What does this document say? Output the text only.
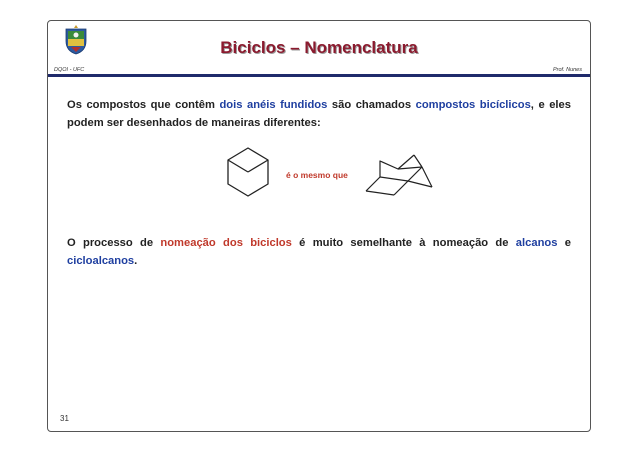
DQOI - UFC
Biciclos – Nomenclatura
Prof. Nunes
Os compostos que contêm dois anéis fundidos são chamados compostos bicíclicos, e eles podem ser desenhados de maneiras diferentes:
é o mesmo que
O processo de nomeação dos biciclos é muito semelhante à nomeação de alcanos e cicloalcanos.
31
········
▶ SET TASK:
Repeat the data exactly, excluding the pictures.

▶ SOLVED PROBLEM:
What does this document say? Output the text only.
DQOI - UFC
Biciclos – Nomenclatura
Prof. Nunes
Os compostos que contêm dois anéis fundidos são chamados compostos bicíclicos, e eles podem ser desenhados de maneiras diferentes:
é o mesmo que
O processo de nomeação dos biciclos é muito semelhante à nomeação de alcanos e cicloalcanos.
31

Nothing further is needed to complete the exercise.